STATED EXERCISE:
Starting at the line that contains "Output a JSON", quote every line through the end of the entries, word for word, skipping the pictures.

________________

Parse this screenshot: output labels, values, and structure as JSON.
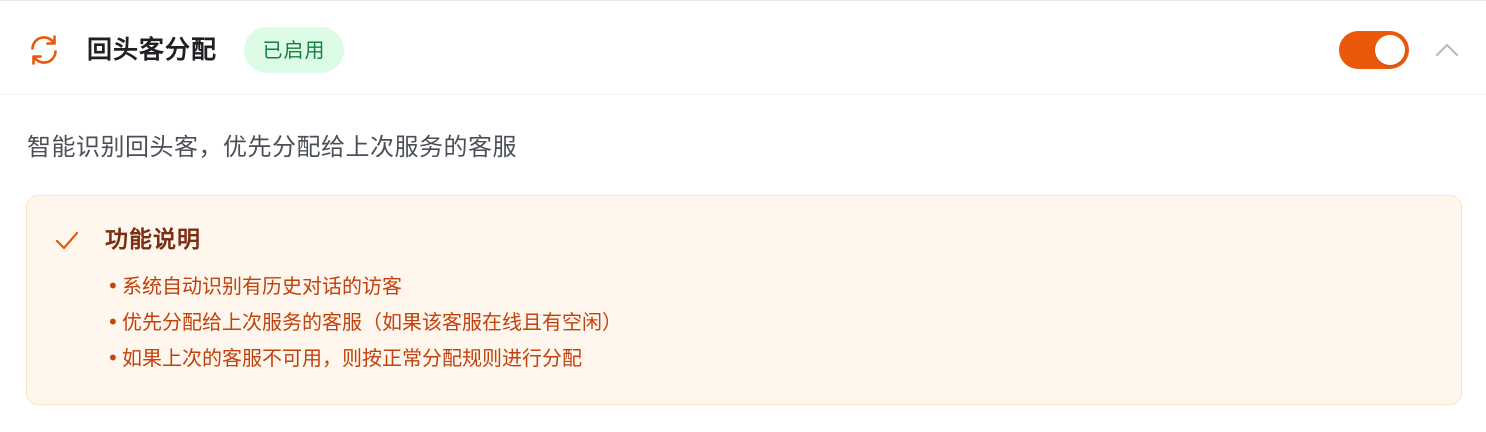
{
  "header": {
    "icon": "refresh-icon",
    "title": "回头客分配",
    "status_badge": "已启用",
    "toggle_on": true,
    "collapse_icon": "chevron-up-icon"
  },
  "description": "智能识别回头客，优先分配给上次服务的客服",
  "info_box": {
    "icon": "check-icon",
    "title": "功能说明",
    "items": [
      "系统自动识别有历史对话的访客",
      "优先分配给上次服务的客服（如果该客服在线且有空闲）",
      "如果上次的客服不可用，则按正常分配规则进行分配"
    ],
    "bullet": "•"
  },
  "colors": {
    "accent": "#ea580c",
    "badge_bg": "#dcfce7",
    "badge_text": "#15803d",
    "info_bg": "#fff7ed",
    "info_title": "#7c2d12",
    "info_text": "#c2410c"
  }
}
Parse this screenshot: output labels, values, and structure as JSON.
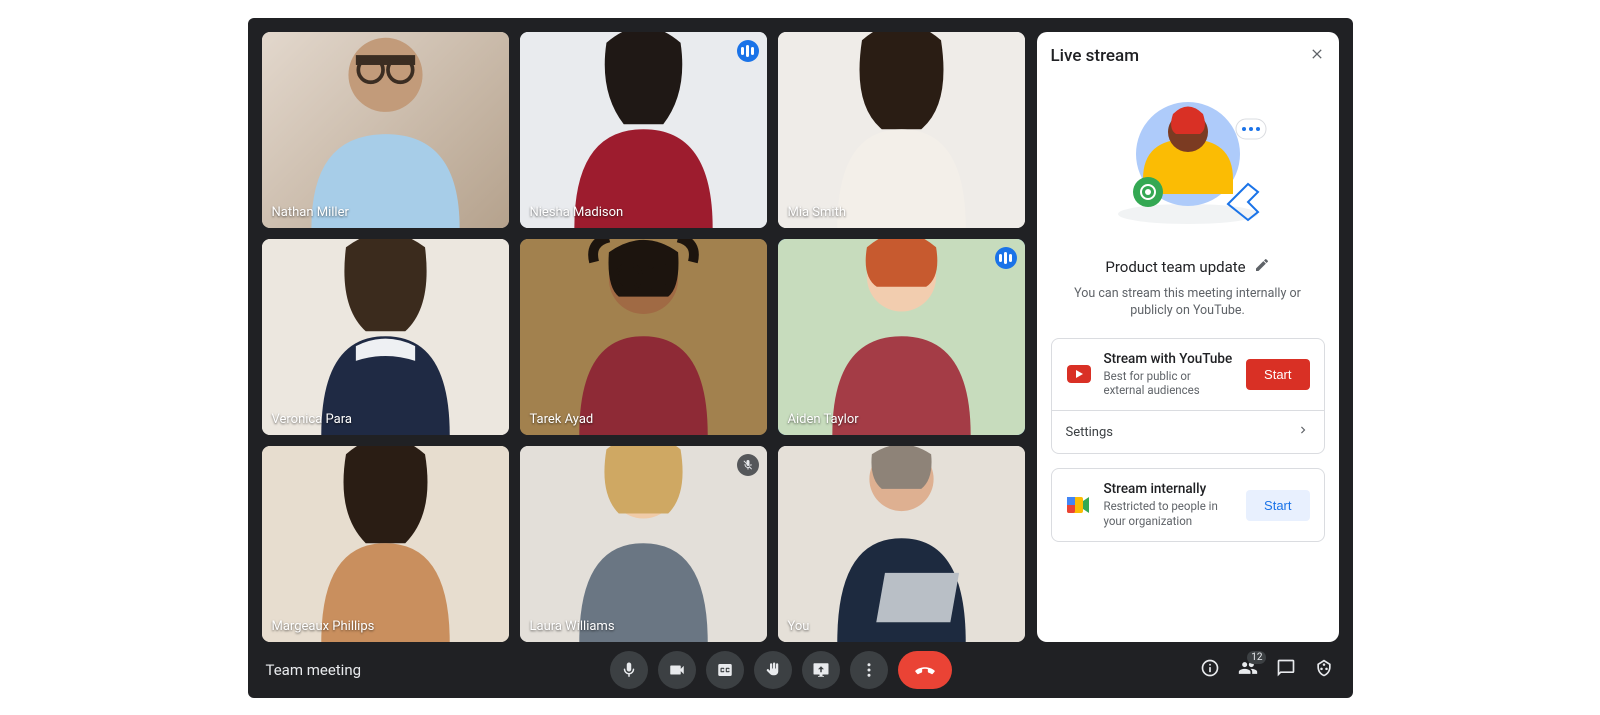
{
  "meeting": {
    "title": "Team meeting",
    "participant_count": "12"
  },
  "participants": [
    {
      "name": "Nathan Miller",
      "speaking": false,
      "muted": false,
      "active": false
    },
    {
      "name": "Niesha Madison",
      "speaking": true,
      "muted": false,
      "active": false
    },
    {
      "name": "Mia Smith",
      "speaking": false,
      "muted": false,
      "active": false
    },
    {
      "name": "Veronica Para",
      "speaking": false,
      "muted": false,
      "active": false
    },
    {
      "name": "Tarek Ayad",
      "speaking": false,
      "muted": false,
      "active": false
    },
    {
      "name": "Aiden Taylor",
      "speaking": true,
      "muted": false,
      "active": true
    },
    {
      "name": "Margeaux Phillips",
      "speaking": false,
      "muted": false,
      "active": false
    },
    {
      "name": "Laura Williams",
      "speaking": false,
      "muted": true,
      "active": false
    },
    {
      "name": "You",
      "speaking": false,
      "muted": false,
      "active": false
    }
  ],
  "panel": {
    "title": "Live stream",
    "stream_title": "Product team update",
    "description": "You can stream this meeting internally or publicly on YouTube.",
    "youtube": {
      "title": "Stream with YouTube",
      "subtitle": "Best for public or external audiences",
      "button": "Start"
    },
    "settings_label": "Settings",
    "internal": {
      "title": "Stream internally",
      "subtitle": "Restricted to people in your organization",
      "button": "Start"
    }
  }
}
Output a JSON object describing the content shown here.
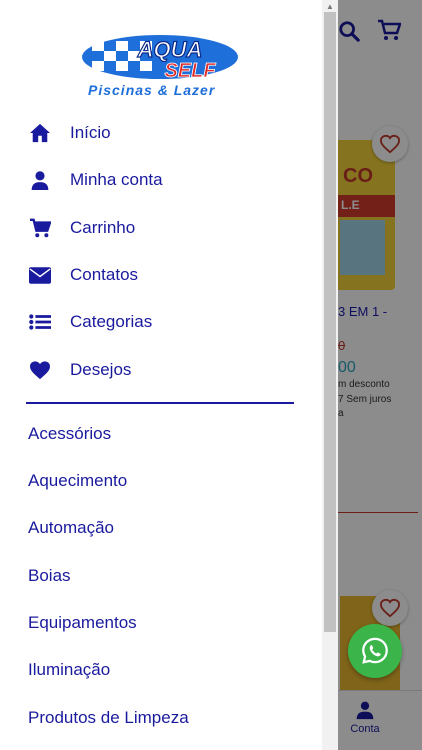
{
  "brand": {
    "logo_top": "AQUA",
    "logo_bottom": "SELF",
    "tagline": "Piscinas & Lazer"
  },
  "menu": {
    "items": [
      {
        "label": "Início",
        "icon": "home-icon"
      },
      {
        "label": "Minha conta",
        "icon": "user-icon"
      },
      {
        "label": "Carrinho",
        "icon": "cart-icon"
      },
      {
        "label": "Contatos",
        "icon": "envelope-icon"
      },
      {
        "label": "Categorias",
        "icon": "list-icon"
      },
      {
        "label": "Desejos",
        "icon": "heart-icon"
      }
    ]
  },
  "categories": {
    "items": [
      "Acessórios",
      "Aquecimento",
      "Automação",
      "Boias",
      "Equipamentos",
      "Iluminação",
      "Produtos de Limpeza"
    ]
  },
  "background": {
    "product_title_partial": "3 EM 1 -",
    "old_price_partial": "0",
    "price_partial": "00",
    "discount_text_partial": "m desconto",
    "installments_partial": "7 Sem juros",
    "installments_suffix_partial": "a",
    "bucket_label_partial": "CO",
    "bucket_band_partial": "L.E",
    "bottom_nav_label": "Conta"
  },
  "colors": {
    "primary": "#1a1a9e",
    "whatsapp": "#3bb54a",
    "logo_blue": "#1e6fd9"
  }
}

________________

EXERCISE RESPONSE:
Output a JSON object describing the content shown here.
{
  "brand": {
    "logo_top": "AQUA",
    "logo_bottom": "SELF",
    "tagline": "Piscinas & Lazer"
  },
  "menu": {
    "items": [
      {
        "label": "Início",
        "icon": "home-icon"
      },
      {
        "label": "Minha conta",
        "icon": "user-icon"
      },
      {
        "label": "Carrinho",
        "icon": "cart-icon"
      },
      {
        "label": "Contatos",
        "icon": "envelope-icon"
      },
      {
        "label": "Categorias",
        "icon": "list-icon"
      },
      {
        "label": "Desejos",
        "icon": "heart-icon"
      }
    ]
  },
  "categories": {
    "items": [
      "Acessórios",
      "Aquecimento",
      "Automação",
      "Boias",
      "Equipamentos",
      "Iluminação",
      "Produtos de Limpeza"
    ]
  },
  "background": {
    "product_title_partial": "3 EM 1 -",
    "old_price_partial": "0",
    "price_partial": "00",
    "discount_text_partial": "m desconto",
    "installments_partial": "7 Sem juros",
    "installments_suffix_partial": "a",
    "bucket_label_partial": "CO",
    "bucket_band_partial": "L.E",
    "bottom_nav_label": "Conta"
  },
  "colors": {
    "primary": "#1a1a9e",
    "whatsapp": "#3bb54a",
    "logo_blue": "#1e6fd9"
  }
}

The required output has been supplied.